◆ Objective ◆
Return the entries below in their exact form, leaving the pictures out.

++++ Records provided ++++

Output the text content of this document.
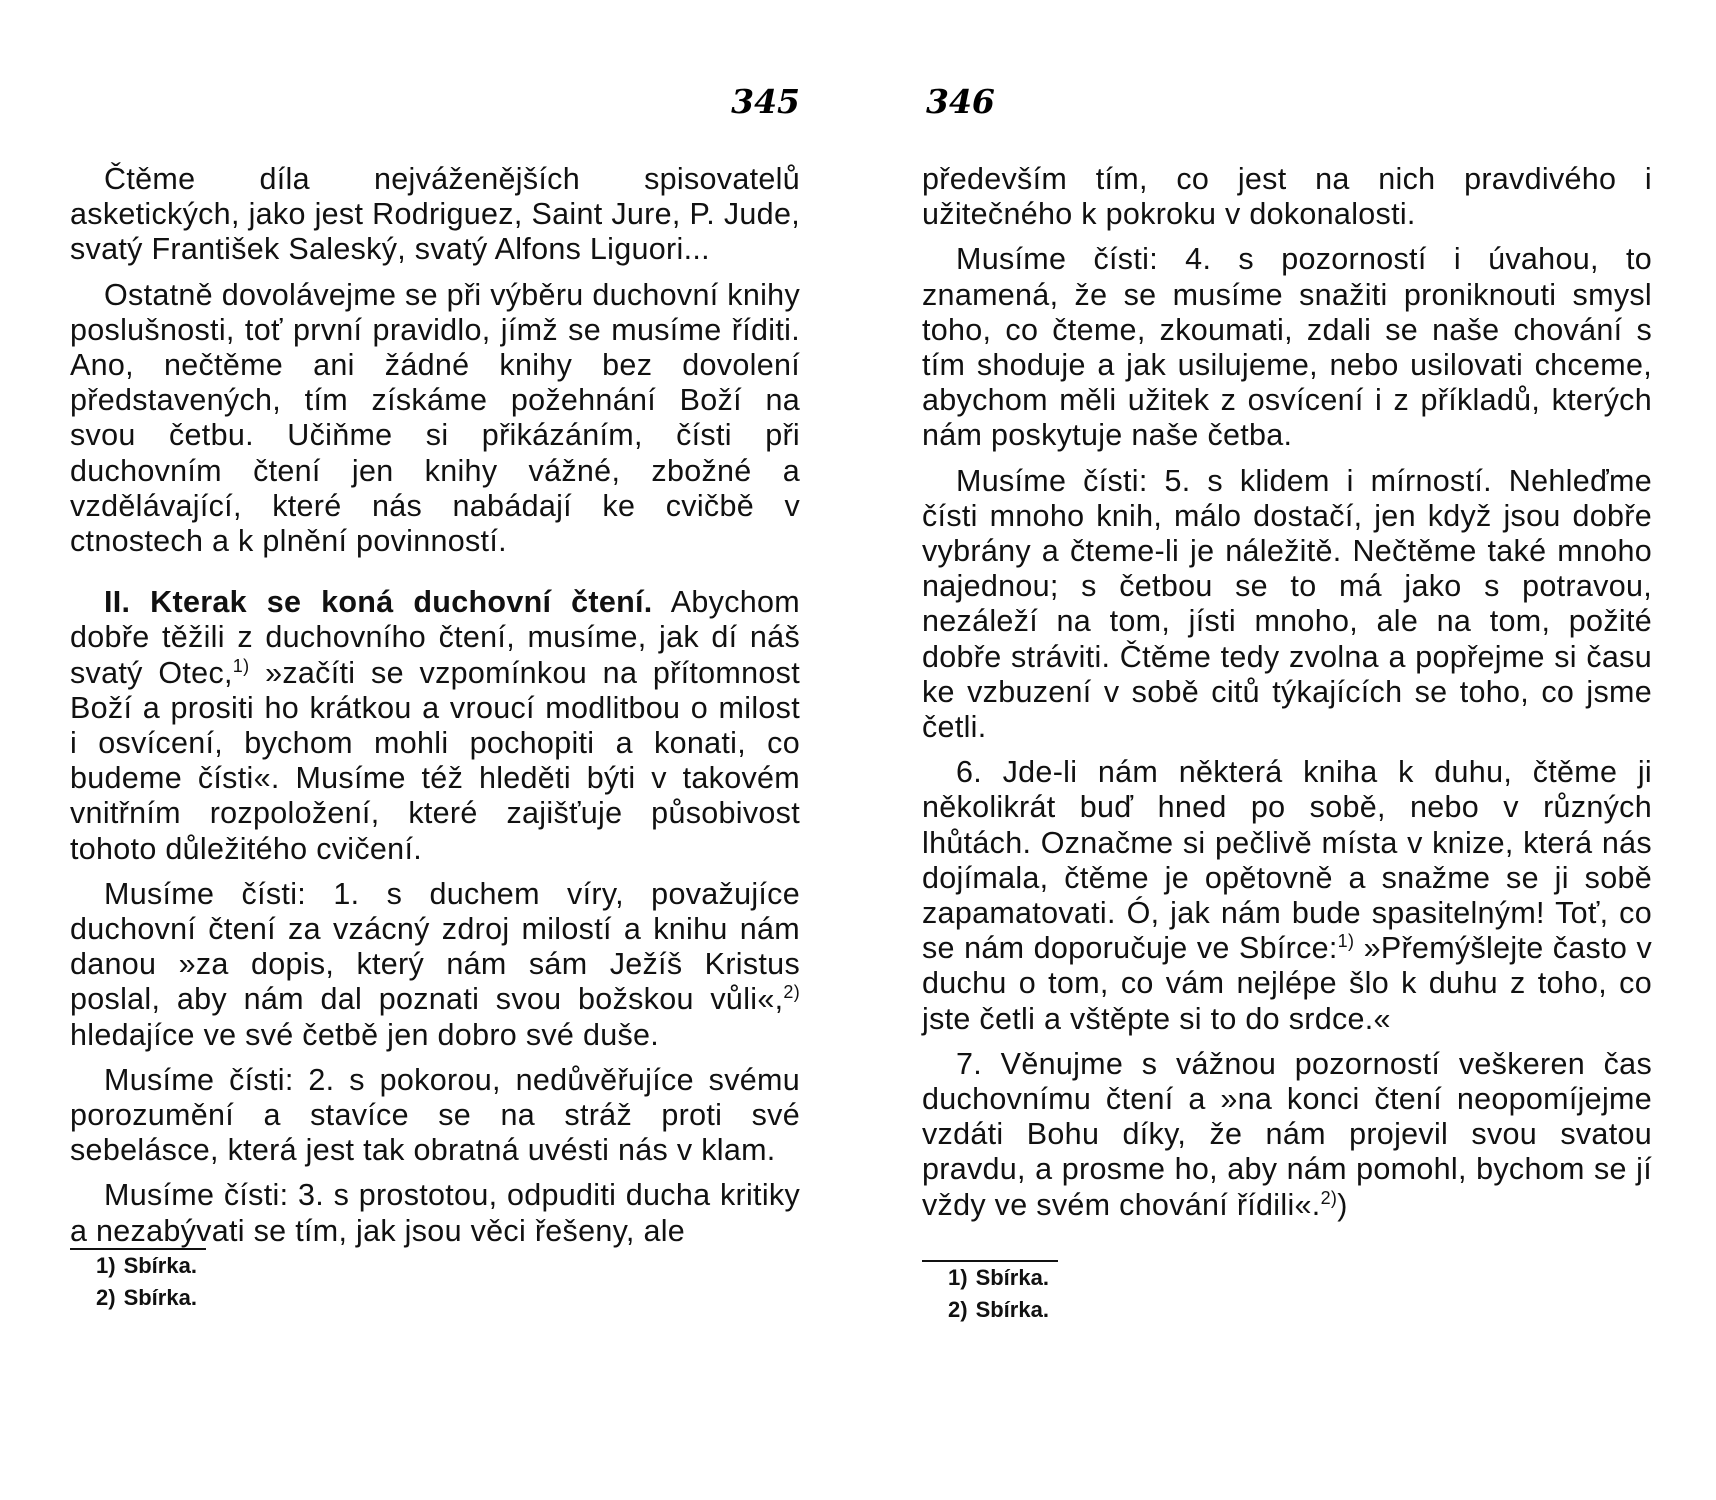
345

Čtěme díla nejváženějších spisovatelů asketických, jako jest Rodriguez, Saint Jure, P. Jude, svatý František Saleský, svatý Alfons Liguori...

Ostatně dovolávejme se při výběru duchovní knihy poslušnosti, toť první pravidlo, jímž se musíme říditi. Ano, nečtěme ani žádné knihy bez dovolení představených, tím získáme požehnání Boží na svou četbu. Učiňme si přikázáním, čísti při duchovním čtení jen knihy vážné, zbožné a vzdělávající, které nás nabádají ke cvičbě v ctnostech a k plnění povinností.

II. Kterak se koná duchovní čtení. Abychom dobře těžili z duchovního čtení, musíme, jak dí náš svatý Otec,$^{1)}$ »začíti se vzpomínkou na přítomnost Boží a prositi ho krátkou a vroucí modlitbou o milost i osvícení, bychom mohli pochopiti a konati, co budeme čísti«. Musíme též hleděti býti v takovém vnitřním rozpoložení, které zajišťuje působivost tohoto důležitého cvičení.

Musíme čísti: 1. s duchem víry, považujíce duchovní čtení za vzácný zdroj milostí a knihu nám danou »za dopis, který nám sám Ježíš Kristus poslal, aby nám dal poznati svou božskou vůli«,$^{2)}$ hledajíce ve své četbě jen dobro své duše.

Musíme čísti: 2. s pokorou, nedůvěřujíce svému porozumění a stavíce se na stráž proti své sebelásce, která jest tak obratná uvésti nás v klam.

Musíme čísti: 3. s prostotou, odpuditi ducha kritiky a nezabývati se tím, jak jsou věci řešeny, ale

1) Sbírka.
2) Sbírka.
346

především tím, co jest na nich pravdivého i užitečného k pokroku v dokonalosti.

Musíme čísti: 4. s pozorností i úvahou, to znamená, že se musíme snažiti proniknouti smysl toho, co čteme, zkoumati, zdali se naše chování s tím shoduje a jak usilujeme, nebo usilovati chceme, abychom měli užitek z osvícení i z příkladů, kterých nám poskytuje naše četba.

Musíme čísti: 5. s klidem i mírností. Nehleďme čísti mnoho knih, málo dostačí, jen když jsou dobře vybrány a čteme-li je náležitě. Nečtěme také mnoho najednou; s četbou se to má jako s potravou, nezáleží na tom, jísti mnoho, ale na tom, požité dobře stráviti. Čtěme tedy zvolna a popřejme si času ke vzbuzení v sobě citů týkajících se toho, co jsme četli.

6. Jde-li nám některá kniha k duhu, čtěme ji několikrát buď hned po sobě, nebo v různých lhůtách. Označme si pečlivě místa v knize, která nás dojímala, čtěme je opětovně a snažme se ji sobě zapamatovati. Ó, jak nám bude spasitelným! Toť, co se nám doporučuje ve Sbírce:$^{1)}$ »Přemýšlejte často v duchu o tom, co vám nejlépe šlo k duhu z toho, co jste četli a vštěpte si to do srdce.«

7. Věnujme s vážnou pozorností veškeren čas duchovnímu čtení a »na konci čtení neopomíjejme vzdáti Bohu díky, že nám projevil svou svatou pravdu, a prosme ho, aby nám pomohl, bychom se jí vždy ve svém chování řídili«.$^{2)}$)

1) Sbírka.
2) Sbírka.
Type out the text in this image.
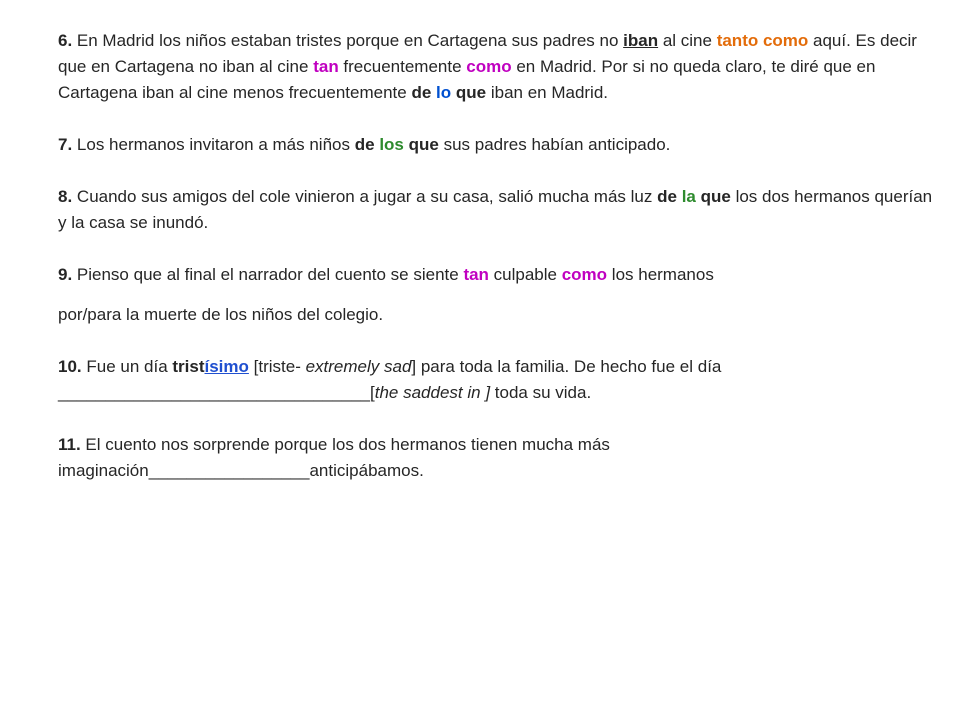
6. En Madrid los niños estaban tristes porque en Cartagena sus padres no iban al cine tanto como aquí. Es decir que en Cartagena no iban al cine tan frecuentemente como en Madrid. Por si no queda claro, te diré que en Cartagena iban al cine menos frecuentemente de lo que iban en Madrid.

7. Los hermanos invitaron a más niños de los que sus padres habían anticipado.

8. Cuando sus amigos del cole vinieron a jugar a su casa, salió mucha más luz de la que los dos hermanos querían y la casa se inundó.

9. Pienso que al final el narrador del cuento se siente tan culpable como los hermanos

por/para la muerte de los niños del colegio.

10. Fue un día tristísimo [triste- extremely sad] para toda la familia. De hecho fue el día
_________________________________[the saddest in ] toda su vida.

11. El cuento nos sorprende porque los dos hermanos tienen mucha más
imaginación_________________anticipábamos.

++++

◆ Exercise result ◆
Output the text content of this document.
345

Čtěme díla nejváženějších spisovatelů asketických, jako jest Rodriguez, Saint Jure, P. Jude, svatý František Saleský, svatý Alfons Liguori...

Ostatně dovolávejme se při výběru duchovní knihy poslušnosti, toť první pravidlo, jímž se musíme říditi. Ano, nečtěme ani žádné knihy bez dovolení představených, tím získáme požehnání Boží na svou četbu. Učiňme si přikázáním, čísti při duchovním čtení jen knihy vážné, zbožné a vzdělávající, které nás nabádají ke cvičbě v ctnostech a k plnění povinností.

II. Kterak se koná duchovní čtení. Abychom dobře těžili z duchovního čtení, musíme, jak dí náš svatý Otec,$^{1)}$ »začíti se vzpomínkou na přítomnost Boží a prositi ho krátkou a vroucí modlitbou o milost i osvícení, bychom mohli pochopiti a konati, co budeme čísti«. Musíme též hleděti býti v takovém vnitřním rozpoložení, které zajišťuje působivost tohoto důležitého cvičení.

Musíme čísti: 1. s duchem víry, považujíce duchovní čtení za vzácný zdroj milostí a knihu nám danou »za dopis, který nám sám Ježíš Kristus poslal, aby nám dal poznati svou božskou vůli«,$^{2)}$ hledajíce ve své četbě jen dobro své duše.

Musíme čísti: 2. s pokorou, nedůvěřujíce svému porozumění a stavíce se na stráž proti své sebelásce, která jest tak obratná uvésti nás v klam.

Musíme čísti: 3. s prostotou, odpuditi ducha kritiky a nezabývati se tím, jak jsou věci řešeny, ale

1) Sbírka.
2) Sbírka.
346

především tím, co jest na nich pravdivého i užitečného k pokroku v dokonalosti.

Musíme čísti: 4. s pozorností i úvahou, to znamená, že se musíme snažiti proniknouti smysl toho, co čteme, zkoumati, zdali se naše chování s tím shoduje a jak usilujeme, nebo usilovati chceme, abychom měli užitek z osvícení i z příkladů, kterých nám poskytuje naše četba.

Musíme čísti: 5. s klidem i mírností. Nehleďme čísti mnoho knih, málo dostačí, jen když jsou dobře vybrány a čteme-li je náležitě. Nečtěme také mnoho najednou; s četbou se to má jako s potravou, nezáleží na tom, jísti mnoho, ale na tom, požité dobře stráviti. Čtěme tedy zvolna a popřejme si času ke vzbuzení v sobě citů týkajících se toho, co jsme četli.

6. Jde-li nám některá kniha k duhu, čtěme ji několikrát buď hned po sobě, nebo v různých lhůtách. Označme si pečlivě místa v knize, která nás dojímala, čtěme je opětovně a snažme se ji sobě zapamatovati. Ó, jak nám bude spasitelným! Toť, co se nám doporučuje ve Sbírce:$^{1)}$ »Přemýšlejte často v duchu o tom, co vám nejlépe šlo k duhu z toho, co jste četli a vštěpte si to do srdce.«

7. Věnujme s vážnou pozorností veškeren čas duchovnímu čtení a »na konci čtení neopomíjejme vzdáti Bohu díky, že nám projevil svou svatou pravdu, a prosme ho, aby nám pomohl, bychom se jí vždy ve svém chování řídili«.$^{2)}$)

1) Sbírka.
2) Sbírka.
Type out the text in this image.
6. En Madrid los niños estaban tristes porque en Cartagena sus padres no iban al cine tanto como aquí. Es decir que en Cartagena no iban al cine tan frecuentemente como en Madrid. Por si no queda claro, te diré que en Cartagena iban al cine menos frecuentemente de lo que iban en Madrid.

7. Los hermanos invitaron a más niños de los que sus padres habían anticipado.

8. Cuando sus amigos del cole vinieron a jugar a su casa, salió mucha más luz de la que los dos hermanos querían y la casa se inundó.

9. Pienso que al final el narrador del cuento se siente tan culpable como los hermanos

por/para la muerte de los niños del colegio.

10. Fue un día tristísimo [triste- extremely sad] para toda la familia. De hecho fue el día
_________________________________[the saddest in ] toda su vida.

11. El cuento nos sorprende porque los dos hermanos tienen mucha más
imaginación_________________anticipábamos.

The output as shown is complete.